**Work to be completed:** Gather every line that includes the word "hybrid", please.
---------- Dataset records
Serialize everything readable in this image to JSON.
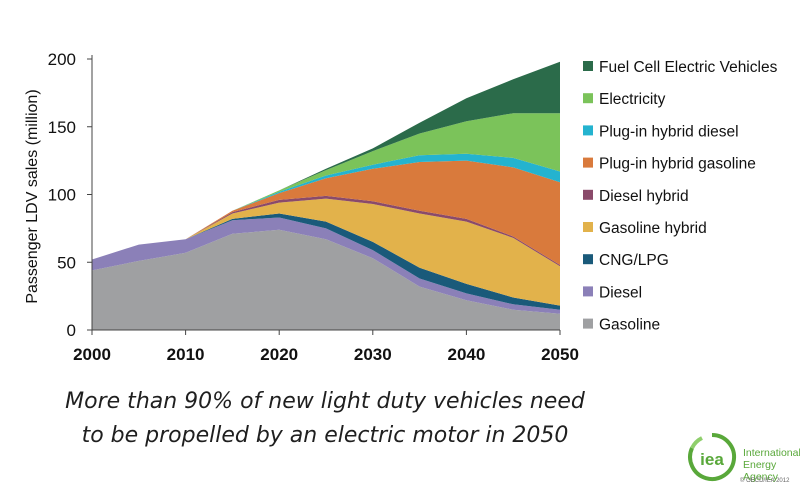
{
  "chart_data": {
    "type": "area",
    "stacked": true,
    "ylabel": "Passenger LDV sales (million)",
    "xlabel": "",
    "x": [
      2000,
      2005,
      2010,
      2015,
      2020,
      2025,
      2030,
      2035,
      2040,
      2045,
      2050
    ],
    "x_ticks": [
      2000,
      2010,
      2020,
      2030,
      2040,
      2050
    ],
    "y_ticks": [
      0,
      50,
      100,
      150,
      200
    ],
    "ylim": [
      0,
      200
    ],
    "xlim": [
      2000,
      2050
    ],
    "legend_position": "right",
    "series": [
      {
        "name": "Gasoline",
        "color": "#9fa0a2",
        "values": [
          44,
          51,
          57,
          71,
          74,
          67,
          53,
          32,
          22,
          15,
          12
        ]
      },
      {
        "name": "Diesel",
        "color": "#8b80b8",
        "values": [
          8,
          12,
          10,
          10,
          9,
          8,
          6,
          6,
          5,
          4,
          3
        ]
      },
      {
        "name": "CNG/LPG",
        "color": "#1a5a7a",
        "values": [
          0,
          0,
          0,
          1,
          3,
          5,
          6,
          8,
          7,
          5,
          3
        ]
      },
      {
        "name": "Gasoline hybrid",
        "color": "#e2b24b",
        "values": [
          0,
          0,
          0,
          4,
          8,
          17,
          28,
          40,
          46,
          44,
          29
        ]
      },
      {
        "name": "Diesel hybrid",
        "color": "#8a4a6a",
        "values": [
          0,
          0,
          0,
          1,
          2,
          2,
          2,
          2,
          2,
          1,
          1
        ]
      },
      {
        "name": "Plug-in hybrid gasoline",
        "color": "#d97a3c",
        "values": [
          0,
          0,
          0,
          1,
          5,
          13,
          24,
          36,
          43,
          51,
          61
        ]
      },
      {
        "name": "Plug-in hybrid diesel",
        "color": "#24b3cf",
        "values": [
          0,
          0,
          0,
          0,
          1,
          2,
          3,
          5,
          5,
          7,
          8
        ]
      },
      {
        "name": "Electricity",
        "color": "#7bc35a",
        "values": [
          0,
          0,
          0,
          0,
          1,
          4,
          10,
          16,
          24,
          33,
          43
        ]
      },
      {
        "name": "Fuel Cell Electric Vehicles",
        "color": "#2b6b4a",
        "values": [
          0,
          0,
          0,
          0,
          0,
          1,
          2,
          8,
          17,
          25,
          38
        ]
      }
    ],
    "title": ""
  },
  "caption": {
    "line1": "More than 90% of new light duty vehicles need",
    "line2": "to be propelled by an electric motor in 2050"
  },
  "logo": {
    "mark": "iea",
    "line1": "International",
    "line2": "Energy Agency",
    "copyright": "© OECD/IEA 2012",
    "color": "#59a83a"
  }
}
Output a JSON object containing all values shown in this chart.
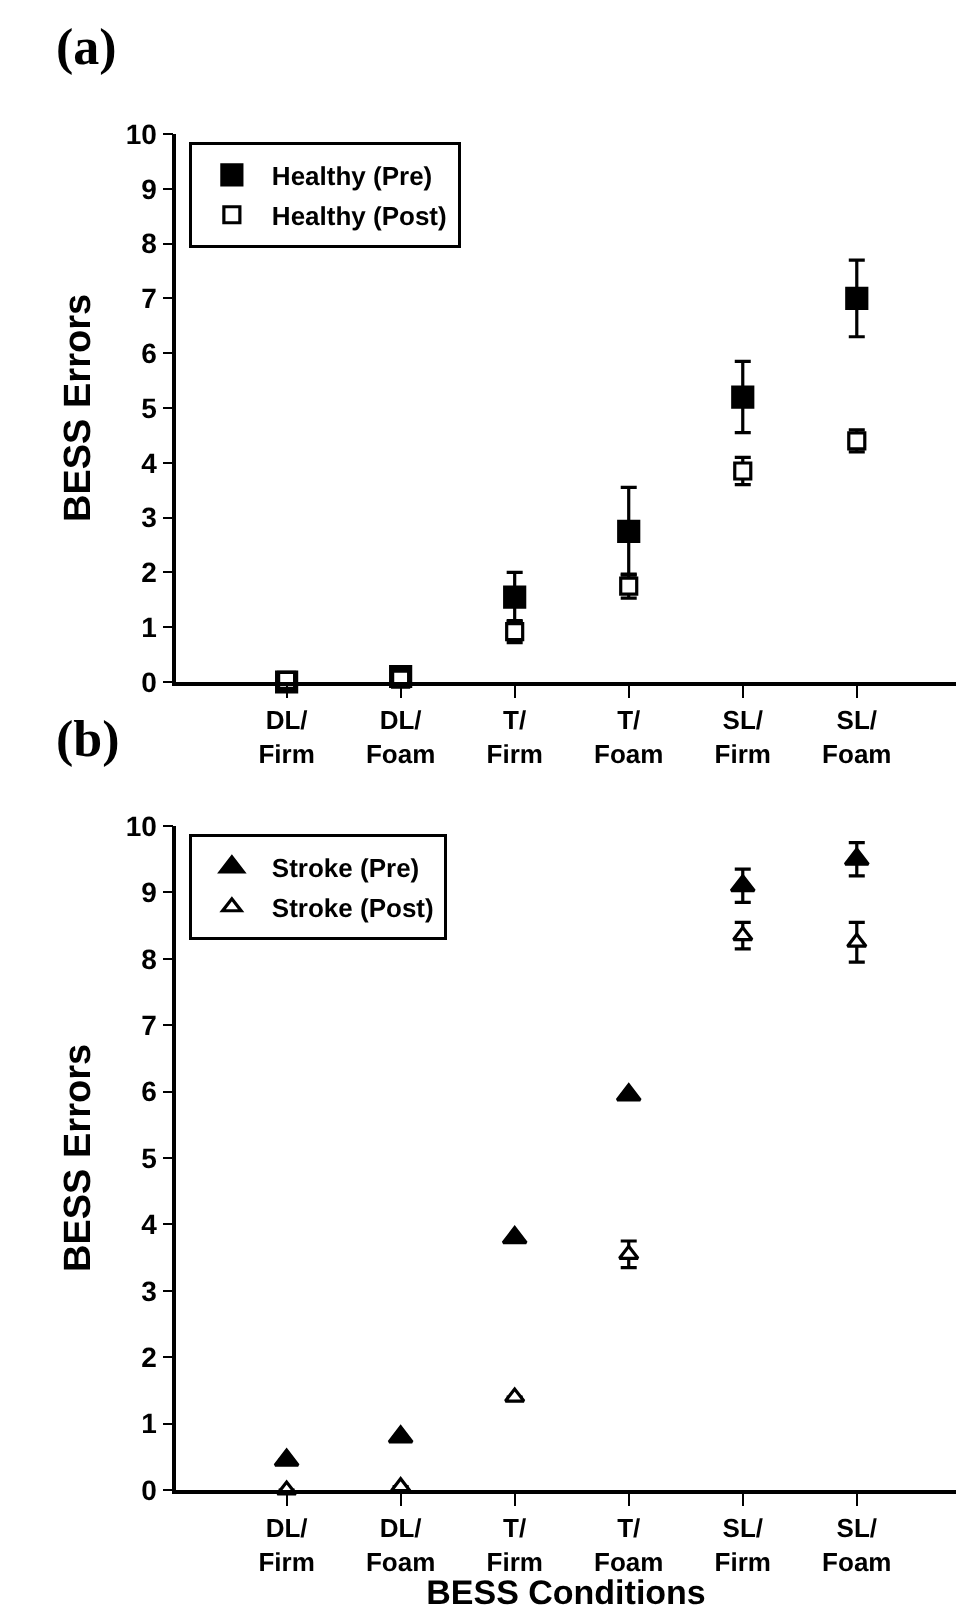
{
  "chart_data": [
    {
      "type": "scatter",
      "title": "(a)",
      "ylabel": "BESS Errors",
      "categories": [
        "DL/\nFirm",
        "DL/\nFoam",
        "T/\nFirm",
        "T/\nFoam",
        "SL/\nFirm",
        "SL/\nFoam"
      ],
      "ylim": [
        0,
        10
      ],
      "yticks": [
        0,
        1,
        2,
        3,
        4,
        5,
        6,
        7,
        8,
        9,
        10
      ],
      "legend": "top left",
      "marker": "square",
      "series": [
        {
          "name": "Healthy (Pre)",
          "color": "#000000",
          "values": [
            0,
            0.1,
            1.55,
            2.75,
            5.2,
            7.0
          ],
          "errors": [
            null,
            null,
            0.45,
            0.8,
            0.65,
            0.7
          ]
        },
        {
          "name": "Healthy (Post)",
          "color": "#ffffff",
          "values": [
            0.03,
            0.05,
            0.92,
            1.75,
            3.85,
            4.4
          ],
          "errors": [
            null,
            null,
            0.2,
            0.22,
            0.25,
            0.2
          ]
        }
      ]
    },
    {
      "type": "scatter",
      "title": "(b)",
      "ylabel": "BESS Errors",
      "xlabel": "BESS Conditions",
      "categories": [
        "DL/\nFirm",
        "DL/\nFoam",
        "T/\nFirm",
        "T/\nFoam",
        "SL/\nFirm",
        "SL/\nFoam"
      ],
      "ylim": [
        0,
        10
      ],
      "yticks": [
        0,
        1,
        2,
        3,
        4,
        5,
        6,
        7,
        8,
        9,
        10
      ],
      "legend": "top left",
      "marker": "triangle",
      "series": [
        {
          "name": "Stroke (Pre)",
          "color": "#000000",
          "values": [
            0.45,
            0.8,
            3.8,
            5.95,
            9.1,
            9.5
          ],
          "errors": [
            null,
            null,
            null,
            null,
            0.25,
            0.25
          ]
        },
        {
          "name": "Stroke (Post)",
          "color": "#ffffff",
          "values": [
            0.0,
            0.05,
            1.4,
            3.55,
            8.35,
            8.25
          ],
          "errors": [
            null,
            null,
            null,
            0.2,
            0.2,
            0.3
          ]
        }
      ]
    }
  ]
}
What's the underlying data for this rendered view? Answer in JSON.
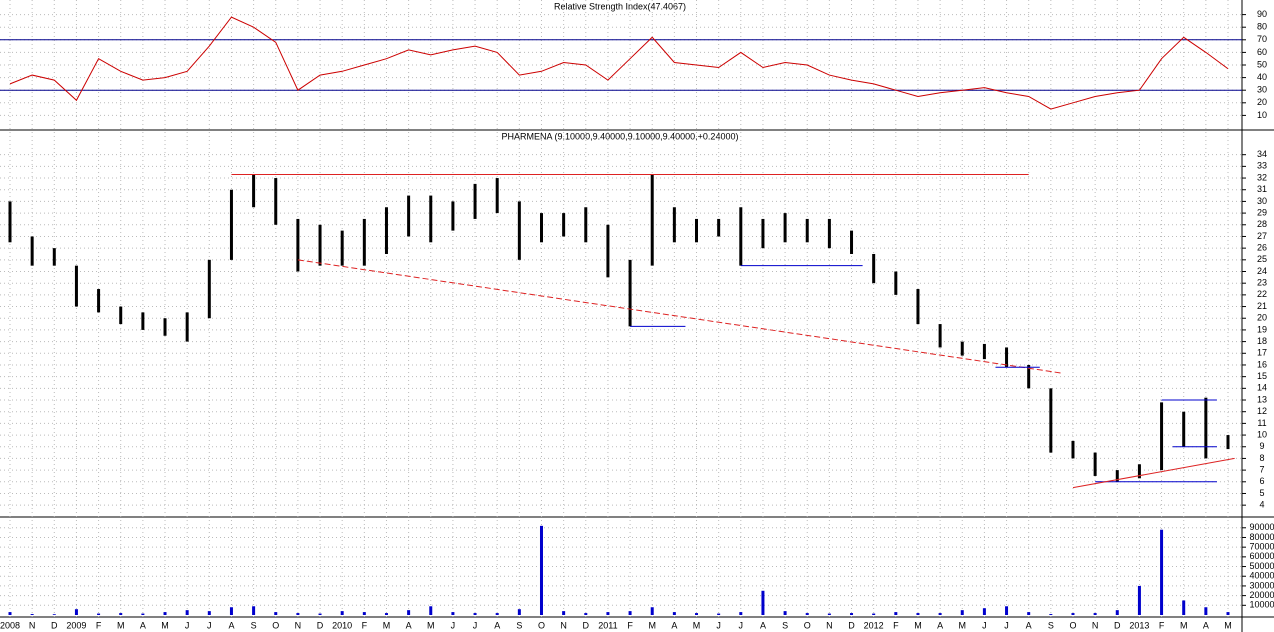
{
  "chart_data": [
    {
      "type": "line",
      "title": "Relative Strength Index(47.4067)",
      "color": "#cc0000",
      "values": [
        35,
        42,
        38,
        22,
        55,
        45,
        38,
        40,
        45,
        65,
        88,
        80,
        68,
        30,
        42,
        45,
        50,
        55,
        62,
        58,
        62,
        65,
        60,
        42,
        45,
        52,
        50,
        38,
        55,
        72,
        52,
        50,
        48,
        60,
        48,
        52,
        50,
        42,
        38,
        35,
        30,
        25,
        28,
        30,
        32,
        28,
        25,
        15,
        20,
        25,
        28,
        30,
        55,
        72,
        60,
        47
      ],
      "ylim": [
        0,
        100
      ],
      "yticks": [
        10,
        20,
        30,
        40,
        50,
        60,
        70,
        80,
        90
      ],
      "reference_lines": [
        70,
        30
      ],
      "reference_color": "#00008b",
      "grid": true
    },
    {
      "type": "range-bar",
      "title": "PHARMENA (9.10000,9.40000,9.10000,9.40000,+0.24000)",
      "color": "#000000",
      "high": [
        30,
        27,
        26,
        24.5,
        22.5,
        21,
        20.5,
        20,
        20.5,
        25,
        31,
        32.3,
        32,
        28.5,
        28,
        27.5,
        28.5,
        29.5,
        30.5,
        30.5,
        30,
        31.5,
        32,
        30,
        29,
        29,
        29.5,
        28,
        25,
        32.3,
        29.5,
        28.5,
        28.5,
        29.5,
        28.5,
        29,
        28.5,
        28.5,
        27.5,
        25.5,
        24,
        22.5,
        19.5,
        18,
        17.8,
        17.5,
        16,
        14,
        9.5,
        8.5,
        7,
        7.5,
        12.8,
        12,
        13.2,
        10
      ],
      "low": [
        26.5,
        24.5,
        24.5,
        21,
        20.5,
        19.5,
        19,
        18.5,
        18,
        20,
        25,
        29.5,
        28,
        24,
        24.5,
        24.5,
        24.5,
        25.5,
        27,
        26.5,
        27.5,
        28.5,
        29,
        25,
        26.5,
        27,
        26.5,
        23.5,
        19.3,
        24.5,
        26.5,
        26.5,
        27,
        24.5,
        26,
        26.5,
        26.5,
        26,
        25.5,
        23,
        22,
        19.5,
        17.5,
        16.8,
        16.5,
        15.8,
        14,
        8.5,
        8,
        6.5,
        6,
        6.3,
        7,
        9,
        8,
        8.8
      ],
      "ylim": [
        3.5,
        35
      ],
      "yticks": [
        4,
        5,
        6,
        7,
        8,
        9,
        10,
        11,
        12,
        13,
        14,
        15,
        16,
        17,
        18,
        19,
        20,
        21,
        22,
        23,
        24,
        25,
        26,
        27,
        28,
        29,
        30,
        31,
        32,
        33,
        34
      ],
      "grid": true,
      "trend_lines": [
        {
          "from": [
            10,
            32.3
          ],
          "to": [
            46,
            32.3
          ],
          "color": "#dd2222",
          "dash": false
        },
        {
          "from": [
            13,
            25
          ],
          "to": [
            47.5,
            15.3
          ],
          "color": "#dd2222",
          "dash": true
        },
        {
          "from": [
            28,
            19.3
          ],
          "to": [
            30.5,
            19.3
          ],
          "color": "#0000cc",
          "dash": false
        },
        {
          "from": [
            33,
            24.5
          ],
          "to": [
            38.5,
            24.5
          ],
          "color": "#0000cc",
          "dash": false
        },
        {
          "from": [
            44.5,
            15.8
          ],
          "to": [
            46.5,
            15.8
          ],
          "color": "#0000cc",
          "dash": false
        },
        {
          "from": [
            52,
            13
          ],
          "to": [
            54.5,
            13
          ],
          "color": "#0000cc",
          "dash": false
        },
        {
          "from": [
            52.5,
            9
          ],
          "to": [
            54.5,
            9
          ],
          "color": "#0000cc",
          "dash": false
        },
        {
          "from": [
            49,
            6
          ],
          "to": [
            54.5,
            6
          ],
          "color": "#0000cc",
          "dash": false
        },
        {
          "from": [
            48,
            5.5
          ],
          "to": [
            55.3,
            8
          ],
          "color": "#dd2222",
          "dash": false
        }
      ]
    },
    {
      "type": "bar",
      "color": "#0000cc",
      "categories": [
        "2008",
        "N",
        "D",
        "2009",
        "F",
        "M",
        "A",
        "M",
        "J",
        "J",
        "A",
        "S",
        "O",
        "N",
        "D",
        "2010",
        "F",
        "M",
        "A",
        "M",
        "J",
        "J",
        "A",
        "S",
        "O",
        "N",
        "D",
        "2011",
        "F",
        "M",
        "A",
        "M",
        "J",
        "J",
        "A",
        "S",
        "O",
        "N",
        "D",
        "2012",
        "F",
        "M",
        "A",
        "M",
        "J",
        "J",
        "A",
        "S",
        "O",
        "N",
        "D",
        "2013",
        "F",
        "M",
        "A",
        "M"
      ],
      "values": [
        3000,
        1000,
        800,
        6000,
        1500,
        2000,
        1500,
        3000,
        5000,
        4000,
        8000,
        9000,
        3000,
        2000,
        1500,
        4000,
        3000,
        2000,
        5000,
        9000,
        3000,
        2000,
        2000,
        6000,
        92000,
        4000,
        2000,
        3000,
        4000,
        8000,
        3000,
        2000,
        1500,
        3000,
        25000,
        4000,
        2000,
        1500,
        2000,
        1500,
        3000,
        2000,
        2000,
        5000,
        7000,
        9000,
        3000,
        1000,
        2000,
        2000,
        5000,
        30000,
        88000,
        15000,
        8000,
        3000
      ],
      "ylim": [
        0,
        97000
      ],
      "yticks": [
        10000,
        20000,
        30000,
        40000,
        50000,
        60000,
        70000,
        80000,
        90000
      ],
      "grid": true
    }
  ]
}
--------------------
**Task result:**
        "name": "Gasoline hybrid",
        "name": "Diesel hybrid",
        "name": "Plug-in hybrid gasoline",
        "name": "Plug-in hybrid diesel",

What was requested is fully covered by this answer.